#### [Direction]
Write every line of the material out exactly as shown.

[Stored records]
— Begin —
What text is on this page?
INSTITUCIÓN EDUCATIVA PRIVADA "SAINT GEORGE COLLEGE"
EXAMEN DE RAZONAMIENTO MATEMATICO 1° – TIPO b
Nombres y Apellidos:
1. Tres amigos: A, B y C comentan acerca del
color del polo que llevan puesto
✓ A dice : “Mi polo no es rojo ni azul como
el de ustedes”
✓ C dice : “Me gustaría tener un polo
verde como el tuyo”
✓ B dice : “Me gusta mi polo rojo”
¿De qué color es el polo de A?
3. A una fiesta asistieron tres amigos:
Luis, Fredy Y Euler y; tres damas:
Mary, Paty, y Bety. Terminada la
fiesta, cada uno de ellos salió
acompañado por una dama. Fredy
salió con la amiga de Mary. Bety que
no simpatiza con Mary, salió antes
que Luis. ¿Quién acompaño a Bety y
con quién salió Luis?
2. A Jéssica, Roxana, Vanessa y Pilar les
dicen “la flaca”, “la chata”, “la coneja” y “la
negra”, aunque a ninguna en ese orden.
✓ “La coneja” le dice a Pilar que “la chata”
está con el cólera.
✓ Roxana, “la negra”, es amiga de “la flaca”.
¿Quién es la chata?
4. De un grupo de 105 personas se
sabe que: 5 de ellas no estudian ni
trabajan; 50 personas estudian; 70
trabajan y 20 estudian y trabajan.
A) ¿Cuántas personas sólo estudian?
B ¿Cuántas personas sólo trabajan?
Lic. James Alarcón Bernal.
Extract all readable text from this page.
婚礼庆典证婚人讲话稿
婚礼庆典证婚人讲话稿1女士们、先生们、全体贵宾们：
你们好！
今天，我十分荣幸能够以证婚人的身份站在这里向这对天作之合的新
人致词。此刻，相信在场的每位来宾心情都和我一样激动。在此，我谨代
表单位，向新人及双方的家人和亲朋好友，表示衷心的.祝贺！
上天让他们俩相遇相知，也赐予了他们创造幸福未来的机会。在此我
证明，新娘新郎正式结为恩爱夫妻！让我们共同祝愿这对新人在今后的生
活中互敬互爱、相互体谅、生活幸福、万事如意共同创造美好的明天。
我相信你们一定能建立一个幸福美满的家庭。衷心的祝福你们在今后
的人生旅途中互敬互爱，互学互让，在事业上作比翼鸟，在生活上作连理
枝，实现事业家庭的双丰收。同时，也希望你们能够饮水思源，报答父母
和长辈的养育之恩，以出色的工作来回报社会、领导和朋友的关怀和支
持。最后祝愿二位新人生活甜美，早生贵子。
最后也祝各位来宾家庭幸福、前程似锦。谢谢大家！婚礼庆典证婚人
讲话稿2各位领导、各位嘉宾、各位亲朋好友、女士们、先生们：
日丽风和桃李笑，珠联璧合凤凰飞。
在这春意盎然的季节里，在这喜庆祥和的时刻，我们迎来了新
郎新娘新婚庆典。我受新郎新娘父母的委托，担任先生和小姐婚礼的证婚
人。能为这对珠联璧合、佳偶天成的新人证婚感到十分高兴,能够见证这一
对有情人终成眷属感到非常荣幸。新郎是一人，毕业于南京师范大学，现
— End —
#### [Result]
What text is on this page?
INSTITUCIÓN EDUCATIVA PRIVADA "SAINT GEORGE COLLEGE"
EXAMEN DE RAZONAMIENTO MATEMATICO 1° – TIPO b
Nombres y Apellidos:
1. Tres amigos: A, B y C comentan acerca del
color del polo que llevan puesto
✓ A dice : “Mi polo no es rojo ni azul como
el de ustedes”
✓ C dice : “Me gustaría tener un polo
verde como el tuyo”
✓ B dice : “Me gusta mi polo rojo”
¿De qué color es el polo de A?
3. A una fiesta asistieron tres amigos:
Luis, Fredy Y Euler y; tres damas:
Mary, Paty, y Bety. Terminada la
fiesta, cada uno de ellos salió
acompañado por una dama. Fredy
salió con la amiga de Mary. Bety que
no simpatiza con Mary, salió antes
que Luis. ¿Quién acompaño a Bety y
con quién salió Luis?
2. A Jéssica, Roxana, Vanessa y Pilar les
dicen “la flaca”, “la chata”, “la coneja” y “la
negra”, aunque a ninguna en ese orden.
✓ “La coneja” le dice a Pilar que “la chata”
está con el cólera.
✓ Roxana, “la negra”, es amiga de “la flaca”.
¿Quién es la chata?
4. De un grupo de 105 personas se
sabe que: 5 de ellas no estudian ni
trabajan; 50 personas estudian; 70
trabajan y 20 estudian y trabajan.
A) ¿Cuántas personas sólo estudian?
B ¿Cuántas personas sólo trabajan?
Lic. James Alarcón Bernal.
Extract all readable text from this page.
婚礼庆典证婚人讲话稿
婚礼庆典证婚人讲话稿1女士们、先生们、全体贵宾们：
你们好！
今天，我十分荣幸能够以证婚人的身份站在这里向这对天作之合的新
人致词。此刻，相信在场的每位来宾心情都和我一样激动。在此，我谨代
表单位，向新人及双方的家人和亲朋好友，表示衷心的.祝贺！
上天让他们俩相遇相知，也赐予了他们创造幸福未来的机会。在此我
证明，新娘新郎正式结为恩爱夫妻！让我们共同祝愿这对新人在今后的生
活中互敬互爱、相互体谅、生活幸福、万事如意共同创造美好的明天。
我相信你们一定能建立一个幸福美满的家庭。衷心的祝福你们在今后
的人生旅途中互敬互爱，互学互让，在事业上作比翼鸟，在生活上作连理
枝，实现事业家庭的双丰收。同时，也希望你们能够饮水思源，报答父母
和长辈的养育之恩，以出色的工作来回报社会、领导和朋友的关怀和支
持。最后祝愿二位新人生活甜美，早生贵子。
最后也祝各位来宾家庭幸福、前程似锦。谢谢大家！婚礼庆典证婚人
讲话稿2各位领导、各位嘉宾、各位亲朋好友、女士们、先生们：
日丽风和桃李笑，珠联璧合凤凰飞。
在这春意盎然的季节里，在这喜庆祥和的时刻，我们迎来了新
郎新娘新婚庆典。我受新郎新娘父母的委托，担任先生和小姐婚礼的证婚
人。能为这对珠联璧合、佳偶天成的新人证婚感到十分高兴,能够见证这一
对有情人终成眷属感到非常荣幸。新郎是一人，毕业于南京师范大学，现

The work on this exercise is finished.